*EXERCISE GOAL:* List each line holding the string "qmax".

*STORED DATA:*
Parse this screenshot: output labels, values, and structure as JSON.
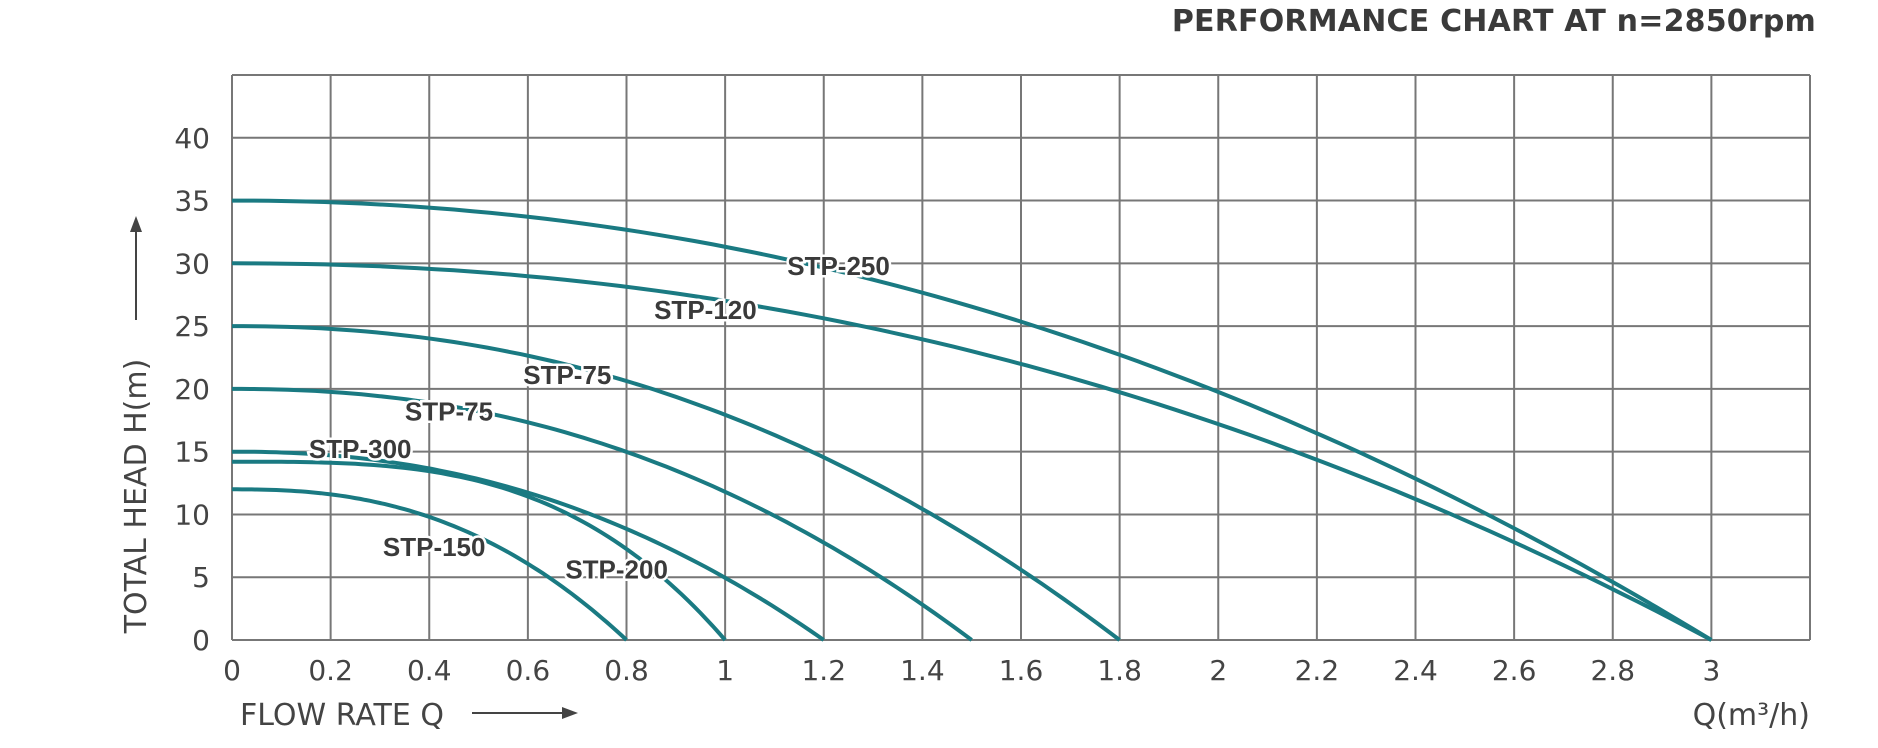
{
  "chart_data": {
    "type": "line",
    "title": "PERFORMANCE CHART AT n=2850rpm",
    "xlabel": "FLOW RATE Q",
    "xunit": "Q(m³/h)",
    "ylabel": "TOTAL HEAD H(m)",
    "xlim": [
      0,
      3.2
    ],
    "ylim": [
      0,
      45
    ],
    "xticks": [
      "0",
      "0.2",
      "0.4",
      "0.6",
      "0.8",
      "1",
      "1.2",
      "1.4",
      "1.6",
      "1.8",
      "2",
      "2.2",
      "2.4",
      "2.6",
      "2.8",
      "3"
    ],
    "yticks": [
      "0",
      "5",
      "10",
      "15",
      "20",
      "25",
      "30",
      "35",
      "40"
    ],
    "grid": true,
    "line_color": "#1a7a82",
    "series": [
      {
        "name": "STP-250",
        "h0": 35,
        "qmax": 3.0,
        "points": [
          [
            0,
            35
          ],
          [
            0.4,
            34
          ],
          [
            0.8,
            32
          ],
          [
            1.2,
            29
          ],
          [
            1.6,
            25
          ],
          [
            2.0,
            20
          ],
          [
            2.4,
            13.5
          ],
          [
            2.6,
            10
          ],
          [
            3.0,
            0
          ]
        ],
        "label_at": [
          1.23,
          29.8
        ]
      },
      {
        "name": "STP-120",
        "h0": 30,
        "qmax": 3.0,
        "points": [
          [
            0,
            30
          ],
          [
            0.4,
            29
          ],
          [
            0.8,
            27.5
          ],
          [
            1.2,
            25
          ],
          [
            1.8,
            19.5
          ],
          [
            2.2,
            14.5
          ],
          [
            2.6,
            9
          ],
          [
            3.0,
            0
          ]
        ],
        "label_at": [
          0.96,
          26.3
        ]
      },
      {
        "name": "STP-75",
        "h0": 25,
        "qmax": 1.8,
        "points": [
          [
            0,
            25
          ],
          [
            0.4,
            23.5
          ],
          [
            0.8,
            20.5
          ],
          [
            1.2,
            14.5
          ],
          [
            1.6,
            6
          ],
          [
            1.8,
            0
          ]
        ],
        "label_at": [
          0.68,
          21.1
        ]
      },
      {
        "name": "STP-75",
        "h0": 20,
        "qmax": 1.5,
        "points": [
          [
            0,
            20
          ],
          [
            0.4,
            18.5
          ],
          [
            0.8,
            14.5
          ],
          [
            1.0,
            12
          ],
          [
            1.2,
            8.5
          ],
          [
            1.5,
            0
          ]
        ],
        "label_at": [
          0.44,
          18.2
        ]
      },
      {
        "name": "STP-300",
        "h0": 15,
        "qmax": 1.2,
        "points": [
          [
            0,
            15
          ],
          [
            0.4,
            13.5
          ],
          [
            0.8,
            9
          ],
          [
            1.0,
            5
          ],
          [
            1.2,
            0
          ]
        ],
        "label_at": [
          0.26,
          15.2
        ]
      },
      {
        "name": "",
        "h0": 14.2,
        "qmax": 1.0,
        "points": [
          [
            0,
            14.2
          ],
          [
            0.4,
            12.5
          ],
          [
            0.6,
            11
          ],
          [
            0.8,
            8
          ],
          [
            1.0,
            0
          ]
        ],
        "label_at": null
      },
      {
        "name": "STP-150",
        "h0": 12,
        "qmax": 0.8,
        "points": [
          [
            0,
            12
          ],
          [
            0.2,
            11.5
          ],
          [
            0.4,
            10
          ],
          [
            0.6,
            6
          ],
          [
            0.8,
            0
          ]
        ],
        "label_at": [
          0.41,
          7.4
        ]
      },
      {
        "name": "STP-200",
        "h0": 14.2,
        "qmax": 1.0,
        "points": [],
        "label_at": [
          0.78,
          5.6
        ]
      }
    ]
  }
}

*EXPECTED ANSWER:*
        "qmax": 3.0,
        "qmax": 3.0,
        "qmax": 1.8,
        "qmax": 1.5,
        "qmax": 1.2,
        "qmax": 1.0,
        "qmax": 0.8,
        "qmax": 1.0,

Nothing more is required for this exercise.